Written request - Count the lines below that contain the word "totalspread", and give only that number.

Records shown -

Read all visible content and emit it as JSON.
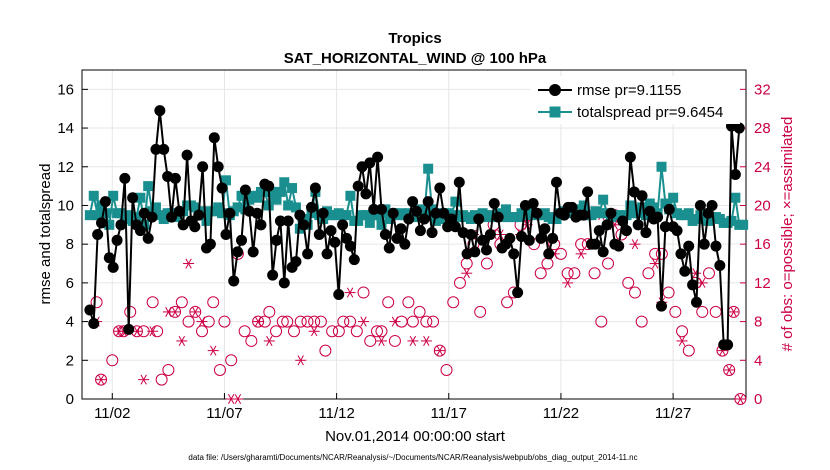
{
  "chart_data": {
    "type": "line",
    "title": "Tropics",
    "subtitle": "SAT_HORIZONTAL_WIND @ 100 hPa",
    "xlabel": "Nov.01,2014 00:00:00 start",
    "ylabel": "rmse and totalspread",
    "y2label": "# of obs: o=possible; ×=assimilated",
    "footer": "data file: /Users/gharamti/Documents/NCAR/Reanalysis/~/Documents/NCAR/Reanalysis/webpub/obs_diag_output_2014-11.nc",
    "xlim": [
      0.65,
      30.25
    ],
    "ylim": [
      0,
      17
    ],
    "y2lim": [
      0,
      34
    ],
    "xticks": [
      {
        "x": 2,
        "label": "11/02"
      },
      {
        "x": 7,
        "label": "11/07"
      },
      {
        "x": 12,
        "label": "11/12"
      },
      {
        "x": 17,
        "label": "11/17"
      },
      {
        "x": 22,
        "label": "11/22"
      },
      {
        "x": 27,
        "label": "11/27"
      }
    ],
    "yticks": [
      0,
      2,
      4,
      6,
      8,
      10,
      12,
      14,
      16
    ],
    "y2ticks": [
      0,
      4,
      8,
      12,
      16,
      20,
      24,
      28,
      32
    ],
    "grid": true,
    "legend_position": "top-right",
    "series": [
      {
        "name": "rmse pr=9.1155",
        "color": "#000000",
        "values": [
          4.6,
          3.9,
          8.5,
          9.1,
          10.2,
          7.3,
          6.8,
          8.2,
          9.0,
          11.4,
          3.6,
          10.4,
          9.0,
          8.7,
          9.6,
          8.3,
          9.4,
          12.9,
          14.9,
          12.9,
          11.5,
          9.4,
          11.4,
          9.7,
          9.0,
          12.6,
          9.2,
          8.9,
          9.5,
          12.0,
          7.8,
          8.0,
          13.5,
          12.0,
          10.9,
          8.5,
          9.6,
          6.1,
          7.6,
          8.2,
          10.8,
          9.7,
          7.6,
          9.6,
          9.0,
          11.1,
          11.0,
          6.4,
          8.2,
          9.2,
          6.0,
          9.2,
          6.8,
          7.1,
          9.5,
          9.0,
          7.5,
          9.9,
          10.9,
          8.5,
          9.6,
          7.5,
          8.7,
          8.1,
          5.4,
          9.0,
          8.3,
          7.9,
          7.2,
          11.0,
          12.0,
          10.6,
          12.2,
          9.8,
          12.5,
          9.8,
          8.5,
          7.8,
          9.6,
          8.3,
          8.8,
          8.0,
          9.3,
          10.2,
          9.7,
          8.7,
          9.3,
          10.2,
          8.6,
          9.6,
          10.9,
          9.6,
          8.9,
          9.3,
          8.9,
          11.2,
          8.6,
          7.5,
          8.5,
          7.6,
          9.3,
          8.2,
          7.7,
          8.5,
          10.1,
          9.4,
          7.8,
          8.0,
          8.3,
          7.5,
          5.5,
          8.4,
          10.0,
          8.2,
          10.1,
          9.6,
          8.3,
          8.8,
          7.5,
          8.3,
          11.2,
          9.6,
          9.5,
          9.9,
          9.9,
          9.4,
          9.5,
          9.5,
          10.7,
          8.0,
          8.0,
          8.7,
          7.6,
          9.0,
          9.6,
          8.0,
          7.9,
          9.2,
          8.7,
          12.5,
          10.7,
          9.0,
          10.5,
          8.6,
          9.7,
          9.3,
          9.4,
          4.8,
          8.9,
          9.8,
          8.9,
          8.7,
          7.5,
          6.6,
          7.9,
          5.9,
          5.0,
          10.0,
          8.0,
          9.6,
          10.0,
          7.9,
          6.9,
          2.8,
          2.8,
          14.1,
          11.6,
          14.0
        ]
      },
      {
        "name": "totalspread pr=9.6454",
        "color": "#1a8f8f",
        "values": [
          9.5,
          10.5,
          9.5,
          10.0,
          9.6,
          9.0,
          10.5,
          9.6,
          9.6,
          9.3,
          9.5,
          9.2,
          9.4,
          10.4,
          9.0,
          11.0,
          9.7,
          9.9,
          9.5,
          9.3,
          9.6,
          9.6,
          9.4,
          9.6,
          9.7,
          10.0,
          10.0,
          9.9,
          9.7,
          9.5,
          9.2,
          9.7,
          9.7,
          9.9,
          9.6,
          11.3,
          9.5,
          9.7,
          9.9,
          10.5,
          9.8,
          10.3,
          10.5,
          10.4,
          10.7,
          10.7,
          10.0,
          10.7,
          10.3,
          10.7,
          11.2,
          10.0,
          10.9,
          9.9,
          8.8,
          9.3,
          9.0,
          9.6,
          10.7,
          9.5,
          9.3,
          9.7,
          9.5,
          9.5,
          9.6,
          9.5,
          9.5,
          10.5,
          9.2,
          9.2,
          9.5,
          9.5,
          9.1,
          9.5,
          9.5,
          9.0,
          9.8,
          9.3,
          9.6,
          9.5,
          9.6,
          9.5,
          9.6,
          9.5,
          9.4,
          9.8,
          9.5,
          11.9,
          9.8,
          9.2,
          9.3,
          9.6,
          9.6,
          9.5,
          10.2,
          9.4,
          9.5,
          9.4,
          9.3,
          9.5,
          9.4,
          9.6,
          9.4,
          9.5,
          9.4,
          9.6,
          9.4,
          9.8,
          9.4,
          9.4,
          9.4,
          9.6,
          9.5,
          9.6,
          9.6,
          9.5,
          9.5,
          9.6,
          9.4,
          9.3,
          9.3,
          9.6,
          9.7,
          9.7,
          9.6,
          9.6,
          9.8,
          10.0,
          9.5,
          9.5,
          9.7,
          9.6,
          10.3,
          9.6,
          9.4,
          9.5,
          9.5,
          9.4,
          9.5,
          10.0,
          9.6,
          9.6,
          9.9,
          9.5,
          10.1,
          9.9,
          9.6,
          12.0,
          10.1,
          9.8,
          10.4,
          9.6,
          9.5,
          9.5,
          9.6,
          9.2,
          9.3,
          9.5,
          9.3,
          9.2,
          9.4,
          9.4,
          9.3,
          9.1,
          9.1,
          9.2,
          10.4,
          9.0,
          9.0
        ]
      }
    ],
    "obs_possible": [
      {
        "x": 1.3,
        "y": 10
      },
      {
        "x": 1.5,
        "y": 2
      },
      {
        "x": 2.0,
        "y": 4
      },
      {
        "x": 2.3,
        "y": 7
      },
      {
        "x": 2.5,
        "y": 7
      },
      {
        "x": 2.8,
        "y": 9
      },
      {
        "x": 3.1,
        "y": 7
      },
      {
        "x": 3.4,
        "y": 7
      },
      {
        "x": 3.8,
        "y": 10
      },
      {
        "x": 4.0,
        "y": 7
      },
      {
        "x": 4.2,
        "y": 2
      },
      {
        "x": 4.5,
        "y": 3
      },
      {
        "x": 4.8,
        "y": 9
      },
      {
        "x": 5.1,
        "y": 10
      },
      {
        "x": 5.4,
        "y": 8
      },
      {
        "x": 5.7,
        "y": 9
      },
      {
        "x": 6.0,
        "y": 7
      },
      {
        "x": 6.3,
        "y": 8
      },
      {
        "x": 6.5,
        "y": 10
      },
      {
        "x": 6.8,
        "y": 3
      },
      {
        "x": 7.0,
        "y": 8
      },
      {
        "x": 7.3,
        "y": 4
      },
      {
        "x": 7.6,
        "y": 15
      },
      {
        "x": 7.9,
        "y": 7
      },
      {
        "x": 8.2,
        "y": 6
      },
      {
        "x": 8.5,
        "y": 8
      },
      {
        "x": 8.8,
        "y": 8
      },
      {
        "x": 9.0,
        "y": 9
      },
      {
        "x": 9.3,
        "y": 7
      },
      {
        "x": 9.6,
        "y": 8
      },
      {
        "x": 9.8,
        "y": 8
      },
      {
        "x": 10.1,
        "y": 7
      },
      {
        "x": 10.4,
        "y": 8
      },
      {
        "x": 10.7,
        "y": 8
      },
      {
        "x": 11.0,
        "y": 8
      },
      {
        "x": 11.3,
        "y": 8
      },
      {
        "x": 11.5,
        "y": 5
      },
      {
        "x": 11.8,
        "y": 7
      },
      {
        "x": 12.1,
        "y": 7
      },
      {
        "x": 12.3,
        "y": 8
      },
      {
        "x": 12.6,
        "y": 8
      },
      {
        "x": 12.9,
        "y": 7
      },
      {
        "x": 13.2,
        "y": 11
      },
      {
        "x": 13.5,
        "y": 6
      },
      {
        "x": 13.8,
        "y": 7
      },
      {
        "x": 14.0,
        "y": 7
      },
      {
        "x": 14.3,
        "y": 10
      },
      {
        "x": 14.6,
        "y": 6
      },
      {
        "x": 14.9,
        "y": 8
      },
      {
        "x": 15.2,
        "y": 10
      },
      {
        "x": 15.4,
        "y": 8
      },
      {
        "x": 15.7,
        "y": 9
      },
      {
        "x": 16.0,
        "y": 8
      },
      {
        "x": 16.3,
        "y": 8
      },
      {
        "x": 16.6,
        "y": 5
      },
      {
        "x": 16.9,
        "y": 3
      },
      {
        "x": 17.2,
        "y": 10
      },
      {
        "x": 17.5,
        "y": 12
      },
      {
        "x": 17.8,
        "y": 14
      },
      {
        "x": 18.1,
        "y": 16
      },
      {
        "x": 18.4,
        "y": 9
      },
      {
        "x": 18.7,
        "y": 14
      },
      {
        "x": 19.0,
        "y": 18
      },
      {
        "x": 19.3,
        "y": 16
      },
      {
        "x": 19.6,
        "y": 10
      },
      {
        "x": 19.9,
        "y": 11
      },
      {
        "x": 20.2,
        "y": 18
      },
      {
        "x": 20.5,
        "y": 19
      },
      {
        "x": 20.8,
        "y": 16
      },
      {
        "x": 21.1,
        "y": 13
      },
      {
        "x": 21.4,
        "y": 14
      },
      {
        "x": 21.7,
        "y": 16
      },
      {
        "x": 22.0,
        "y": 15
      },
      {
        "x": 22.3,
        "y": 13
      },
      {
        "x": 22.6,
        "y": 13
      },
      {
        "x": 22.9,
        "y": 16
      },
      {
        "x": 23.2,
        "y": 16
      },
      {
        "x": 23.5,
        "y": 13
      },
      {
        "x": 23.8,
        "y": 8
      },
      {
        "x": 24.1,
        "y": 14
      },
      {
        "x": 24.4,
        "y": 19
      },
      {
        "x": 24.7,
        "y": 17
      },
      {
        "x": 25.0,
        "y": 12
      },
      {
        "x": 25.3,
        "y": 11
      },
      {
        "x": 25.6,
        "y": 8
      },
      {
        "x": 25.9,
        "y": 13
      },
      {
        "x": 26.2,
        "y": 15
      },
      {
        "x": 26.5,
        "y": 15
      },
      {
        "x": 26.8,
        "y": 11
      },
      {
        "x": 27.1,
        "y": 9
      },
      {
        "x": 27.4,
        "y": 7
      },
      {
        "x": 27.7,
        "y": 5
      },
      {
        "x": 28.0,
        "y": 12
      },
      {
        "x": 28.3,
        "y": 9
      },
      {
        "x": 28.6,
        "y": 13
      },
      {
        "x": 28.9,
        "y": 9
      },
      {
        "x": 29.2,
        "y": 5
      },
      {
        "x": 29.5,
        "y": 3
      },
      {
        "x": 29.7,
        "y": 9
      },
      {
        "x": 30.0,
        "y": 0
      }
    ],
    "obs_assimilated": [
      {
        "x": 1.3,
        "y": 8
      },
      {
        "x": 1.5,
        "y": 2
      },
      {
        "x": 2.3,
        "y": 7
      },
      {
        "x": 2.5,
        "y": 7
      },
      {
        "x": 3.1,
        "y": 7
      },
      {
        "x": 3.4,
        "y": 2
      },
      {
        "x": 3.8,
        "y": 7
      },
      {
        "x": 4.5,
        "y": 9
      },
      {
        "x": 4.8,
        "y": 9
      },
      {
        "x": 5.1,
        "y": 6
      },
      {
        "x": 5.4,
        "y": 14
      },
      {
        "x": 5.7,
        "y": 9
      },
      {
        "x": 6.0,
        "y": 8
      },
      {
        "x": 6.5,
        "y": 5
      },
      {
        "x": 7.3,
        "y": 0
      },
      {
        "x": 7.6,
        "y": 0
      },
      {
        "x": 8.5,
        "y": 8
      },
      {
        "x": 9.0,
        "y": 6
      },
      {
        "x": 10.4,
        "y": 4
      },
      {
        "x": 11.0,
        "y": 7
      },
      {
        "x": 12.6,
        "y": 11
      },
      {
        "x": 13.2,
        "y": 8
      },
      {
        "x": 14.0,
        "y": 6
      },
      {
        "x": 14.6,
        "y": 8
      },
      {
        "x": 15.4,
        "y": 6
      },
      {
        "x": 16.0,
        "y": 6
      },
      {
        "x": 16.6,
        "y": 5
      },
      {
        "x": 17.8,
        "y": 13
      },
      {
        "x": 18.1,
        "y": 17
      },
      {
        "x": 19.0,
        "y": 17
      },
      {
        "x": 19.3,
        "y": 17
      },
      {
        "x": 20.2,
        "y": 17
      },
      {
        "x": 20.5,
        "y": 18
      },
      {
        "x": 21.7,
        "y": 15
      },
      {
        "x": 22.3,
        "y": 12
      },
      {
        "x": 22.9,
        "y": 15
      },
      {
        "x": 23.8,
        "y": 19
      },
      {
        "x": 24.1,
        "y": 18
      },
      {
        "x": 24.4,
        "y": 18
      },
      {
        "x": 25.3,
        "y": 16
      },
      {
        "x": 26.2,
        "y": 14
      },
      {
        "x": 26.5,
        "y": 10
      },
      {
        "x": 27.4,
        "y": 6
      },
      {
        "x": 28.0,
        "y": 13
      },
      {
        "x": 28.3,
        "y": 12
      },
      {
        "x": 29.2,
        "y": 5
      },
      {
        "x": 29.5,
        "y": 3
      },
      {
        "x": 29.7,
        "y": 9
      },
      {
        "x": 30.0,
        "y": 0
      }
    ]
  }
}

Reply to the exercise - 2